Search the listing for the string "placeholder" and copy every line that contains it.
-------------------------
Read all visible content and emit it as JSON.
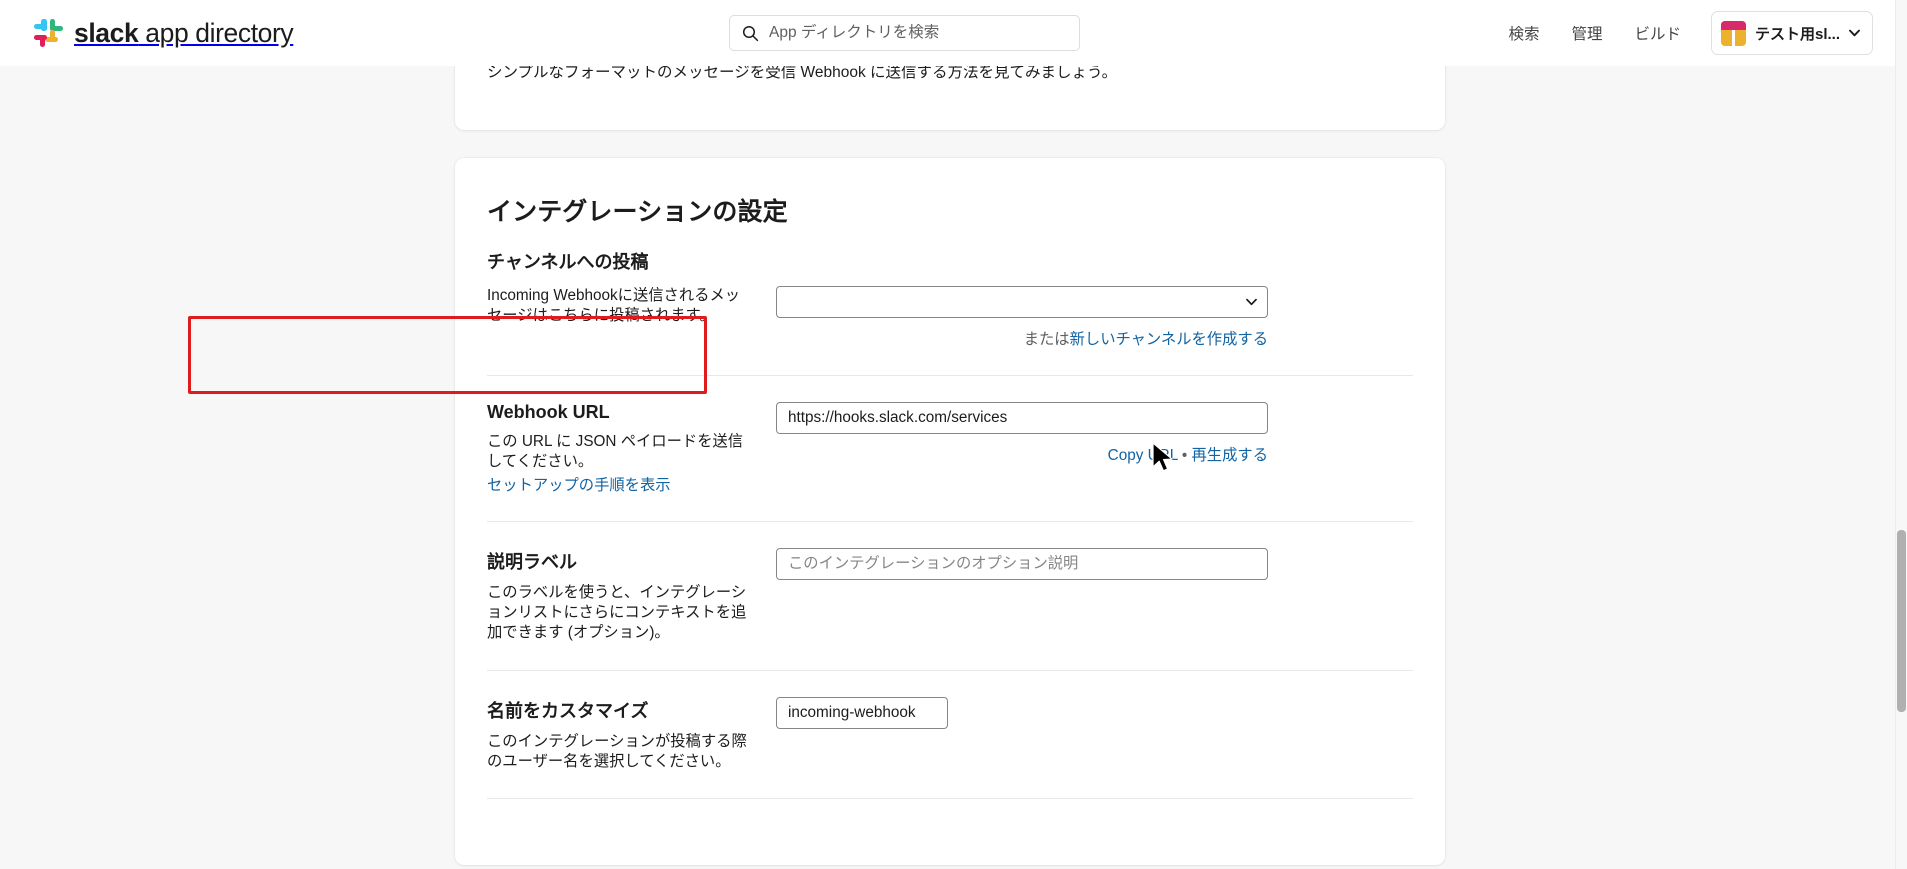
{
  "header": {
    "brand_bold": "slack",
    "brand_light": " app directory",
    "logo_icon": "slack-logo-icon",
    "search": {
      "placeholder": "App ディレクトリを検索",
      "value": "",
      "icon": "search-icon"
    },
    "nav": [
      {
        "label": "検索"
      },
      {
        "label": "管理"
      },
      {
        "label": "ビルド"
      }
    ],
    "workspace": {
      "name": "テスト用sl...",
      "avatar_icon": "workspace-avatar",
      "caret_icon": "chevron-down-icon",
      "avatar_colors": {
        "top": "#D62A6A",
        "bottom": "#ECB22E"
      }
    }
  },
  "clipped_card": {
    "text": "シンプルなフォーマットのメッセージを受信 Webhook に送信する方法を見てみましょう。"
  },
  "main": {
    "section_title": "インテグレーションの設定",
    "post_to_channel": {
      "heading": "チャンネルへの投稿",
      "description": "Incoming Webhookに送信されるメッセージはこちらに投稿されます。",
      "select_value": "",
      "select_caret_icon": "chevron-down-icon",
      "or_text": "または",
      "create_channel_link": "新しいチャンネルを作成する"
    },
    "webhook_url": {
      "label": "Webhook URL",
      "description": "この URL に JSON ペイロードを送信してください。",
      "setup_link": "セットアップの手順を表示",
      "value": "https://hooks.slack.com/services",
      "copy_link": "Copy URL",
      "separator": "•",
      "regenerate_link": "再生成する"
    },
    "description_label": {
      "label": "説明ラベル",
      "description": "このラベルを使うと、インテグレーションリストにさらにコンテキストを追加できます (オプション)。",
      "value": "",
      "placeholder": "このインテグレーションのオプション説明"
    },
    "customize_name": {
      "label": "名前をカスタマイズ",
      "description": "このインテグレーションが投稿する際のユーザー名を選択してください。",
      "value": "incoming-webhook",
      "placeholder": "incoming-webhook"
    }
  },
  "annotation": {
    "highlight_color": "#e01b1b",
    "cursor_icon": "mouse-pointer-icon"
  },
  "colors": {
    "page_background": "#f7f7f7",
    "card_background": "#ffffff",
    "link_blue": "#1264a3",
    "text_primary": "#1d1c1d",
    "text_muted": "#616061"
  }
}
-------------------------
SOLUTION FOR THIS TASK -
      "placeholder": "App ディレクトリを検索",
      "placeholder": "このインテグレーションのオプション説明"
      "placeholder": "incoming-webhook"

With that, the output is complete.